== AUSGEWÄHLTER TEXT

Also ein südmitteleuropäisches Phänomen? Mitnichten. Auf zur kleinen Weltreise: Der Wolkenkratzer 180E88 an New Yorks Upper East Side wirbt mit parabelhaft hohen Bögen, die den Eingang von der Straße zum Triumph machen und den Luxus-Apartments den gewissen Swing verleihen sollen. In den Feldern von West Sussex wiederum baute sich der Architekt Adam Richards ein gedrungenes Haus aus robusten Ziegeln, die tief eingelassenen Fenster mit gemauerten Bögen gerahmt, was dem Ganzen etwas Römisch-Archaisches verleiht. Ähnliches im vietnamesischen Da Nang: Hier stapeln Tropical Space Architects für ihr "Cuckoo House" weit gespannte luftige Bögen in rostrotem Mauerwerk übereinander.

====
== DATENSÄTZE

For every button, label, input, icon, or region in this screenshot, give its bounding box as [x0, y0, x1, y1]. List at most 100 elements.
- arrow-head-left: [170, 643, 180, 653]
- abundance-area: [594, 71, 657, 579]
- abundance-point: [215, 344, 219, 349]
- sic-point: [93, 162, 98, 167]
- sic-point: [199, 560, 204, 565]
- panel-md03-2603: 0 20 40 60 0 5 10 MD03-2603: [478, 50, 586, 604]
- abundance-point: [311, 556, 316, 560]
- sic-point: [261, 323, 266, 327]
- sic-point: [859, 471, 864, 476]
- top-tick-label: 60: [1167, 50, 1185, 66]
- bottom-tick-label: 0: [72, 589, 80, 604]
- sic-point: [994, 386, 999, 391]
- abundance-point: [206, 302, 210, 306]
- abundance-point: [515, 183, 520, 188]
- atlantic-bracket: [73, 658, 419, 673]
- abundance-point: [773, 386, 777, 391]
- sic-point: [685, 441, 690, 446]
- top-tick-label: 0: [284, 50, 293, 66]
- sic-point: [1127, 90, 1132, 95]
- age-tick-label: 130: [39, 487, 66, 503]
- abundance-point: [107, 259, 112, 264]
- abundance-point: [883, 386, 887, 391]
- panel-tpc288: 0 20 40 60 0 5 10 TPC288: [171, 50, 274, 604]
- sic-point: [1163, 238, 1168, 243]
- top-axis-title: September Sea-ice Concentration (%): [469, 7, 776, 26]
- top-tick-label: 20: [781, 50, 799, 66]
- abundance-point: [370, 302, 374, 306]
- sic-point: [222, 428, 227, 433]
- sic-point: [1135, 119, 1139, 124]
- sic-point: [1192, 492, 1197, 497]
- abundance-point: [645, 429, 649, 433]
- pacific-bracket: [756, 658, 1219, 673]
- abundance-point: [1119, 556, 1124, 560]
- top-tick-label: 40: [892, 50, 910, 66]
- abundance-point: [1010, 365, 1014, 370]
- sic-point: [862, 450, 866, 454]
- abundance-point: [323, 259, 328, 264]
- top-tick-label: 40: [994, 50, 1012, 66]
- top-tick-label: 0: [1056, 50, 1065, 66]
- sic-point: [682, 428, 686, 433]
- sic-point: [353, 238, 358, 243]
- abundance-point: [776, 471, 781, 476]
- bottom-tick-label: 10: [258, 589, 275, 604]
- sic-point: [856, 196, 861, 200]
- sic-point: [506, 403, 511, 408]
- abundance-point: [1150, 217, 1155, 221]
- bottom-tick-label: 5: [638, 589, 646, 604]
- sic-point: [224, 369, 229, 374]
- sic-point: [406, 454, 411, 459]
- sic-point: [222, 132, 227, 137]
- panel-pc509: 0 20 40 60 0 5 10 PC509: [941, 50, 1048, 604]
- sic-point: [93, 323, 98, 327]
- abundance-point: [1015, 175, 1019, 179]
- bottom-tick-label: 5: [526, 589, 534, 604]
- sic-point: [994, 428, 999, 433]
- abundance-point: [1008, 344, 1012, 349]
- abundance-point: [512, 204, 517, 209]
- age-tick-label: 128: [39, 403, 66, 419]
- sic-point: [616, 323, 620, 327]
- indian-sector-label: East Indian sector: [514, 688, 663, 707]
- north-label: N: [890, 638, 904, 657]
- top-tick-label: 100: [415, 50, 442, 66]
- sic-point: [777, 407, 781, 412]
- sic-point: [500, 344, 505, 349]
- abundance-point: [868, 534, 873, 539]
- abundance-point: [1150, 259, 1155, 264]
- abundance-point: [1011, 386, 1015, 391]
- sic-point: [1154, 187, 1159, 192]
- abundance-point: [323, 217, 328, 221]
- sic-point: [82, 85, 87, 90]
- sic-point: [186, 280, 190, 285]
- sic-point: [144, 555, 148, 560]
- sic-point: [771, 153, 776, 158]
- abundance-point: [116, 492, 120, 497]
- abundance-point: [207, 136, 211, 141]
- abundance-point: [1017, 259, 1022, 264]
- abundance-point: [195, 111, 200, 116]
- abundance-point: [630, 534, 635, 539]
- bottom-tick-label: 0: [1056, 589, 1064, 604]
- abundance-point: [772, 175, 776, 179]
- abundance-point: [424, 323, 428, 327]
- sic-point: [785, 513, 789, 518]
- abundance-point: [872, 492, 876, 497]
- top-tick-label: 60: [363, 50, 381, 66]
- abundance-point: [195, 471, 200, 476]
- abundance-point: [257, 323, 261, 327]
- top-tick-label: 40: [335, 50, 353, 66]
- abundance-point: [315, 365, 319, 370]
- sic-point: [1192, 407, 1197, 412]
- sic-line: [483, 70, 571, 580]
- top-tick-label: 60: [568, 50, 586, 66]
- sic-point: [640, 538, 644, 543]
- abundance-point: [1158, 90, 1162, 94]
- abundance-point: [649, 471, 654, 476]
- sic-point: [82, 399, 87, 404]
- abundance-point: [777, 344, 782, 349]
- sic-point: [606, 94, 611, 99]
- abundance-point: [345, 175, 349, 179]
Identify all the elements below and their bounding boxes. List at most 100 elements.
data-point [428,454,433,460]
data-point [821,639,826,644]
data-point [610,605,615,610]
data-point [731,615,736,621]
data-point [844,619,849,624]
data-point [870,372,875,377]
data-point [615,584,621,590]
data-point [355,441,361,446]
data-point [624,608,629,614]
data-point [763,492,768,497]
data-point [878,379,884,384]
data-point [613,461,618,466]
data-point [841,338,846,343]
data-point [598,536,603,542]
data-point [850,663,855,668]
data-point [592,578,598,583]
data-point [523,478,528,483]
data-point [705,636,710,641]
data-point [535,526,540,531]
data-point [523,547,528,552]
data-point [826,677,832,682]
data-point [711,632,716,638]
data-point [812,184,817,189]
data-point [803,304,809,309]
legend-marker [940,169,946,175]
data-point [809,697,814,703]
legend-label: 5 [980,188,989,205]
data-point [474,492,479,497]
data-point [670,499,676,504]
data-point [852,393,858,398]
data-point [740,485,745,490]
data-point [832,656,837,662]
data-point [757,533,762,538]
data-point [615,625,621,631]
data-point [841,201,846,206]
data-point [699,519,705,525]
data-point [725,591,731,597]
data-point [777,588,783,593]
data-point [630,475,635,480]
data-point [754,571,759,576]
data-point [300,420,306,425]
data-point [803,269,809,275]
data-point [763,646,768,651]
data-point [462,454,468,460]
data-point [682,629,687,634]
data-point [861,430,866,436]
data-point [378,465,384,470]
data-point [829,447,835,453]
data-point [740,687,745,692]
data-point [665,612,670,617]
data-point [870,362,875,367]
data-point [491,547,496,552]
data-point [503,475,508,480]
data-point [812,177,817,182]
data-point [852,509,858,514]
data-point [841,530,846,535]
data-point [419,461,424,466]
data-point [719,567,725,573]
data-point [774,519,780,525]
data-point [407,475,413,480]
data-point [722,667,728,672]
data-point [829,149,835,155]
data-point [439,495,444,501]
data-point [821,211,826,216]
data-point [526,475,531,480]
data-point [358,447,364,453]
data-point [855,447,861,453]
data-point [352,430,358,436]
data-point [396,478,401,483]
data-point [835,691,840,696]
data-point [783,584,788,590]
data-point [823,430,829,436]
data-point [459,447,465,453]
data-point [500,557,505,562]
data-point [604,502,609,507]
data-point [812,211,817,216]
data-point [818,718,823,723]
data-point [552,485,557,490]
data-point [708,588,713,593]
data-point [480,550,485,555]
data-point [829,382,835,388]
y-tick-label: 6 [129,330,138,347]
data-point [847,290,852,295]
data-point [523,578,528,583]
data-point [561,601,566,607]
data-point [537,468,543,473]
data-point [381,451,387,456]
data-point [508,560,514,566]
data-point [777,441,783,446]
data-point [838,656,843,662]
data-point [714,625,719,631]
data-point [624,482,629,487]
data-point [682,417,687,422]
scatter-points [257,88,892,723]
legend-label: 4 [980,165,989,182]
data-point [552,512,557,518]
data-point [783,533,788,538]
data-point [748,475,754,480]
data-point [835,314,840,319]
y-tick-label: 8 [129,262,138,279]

====

-- WAS GEFORDERT IST --
In welcher Stadt liegt laut dem ausgewählten Text das „Cuckoo House“ von Tropical Space Architects? Nenne bitte auch das Land.

-- DEINE LÖSUNG --
Da Nang in Vietnam.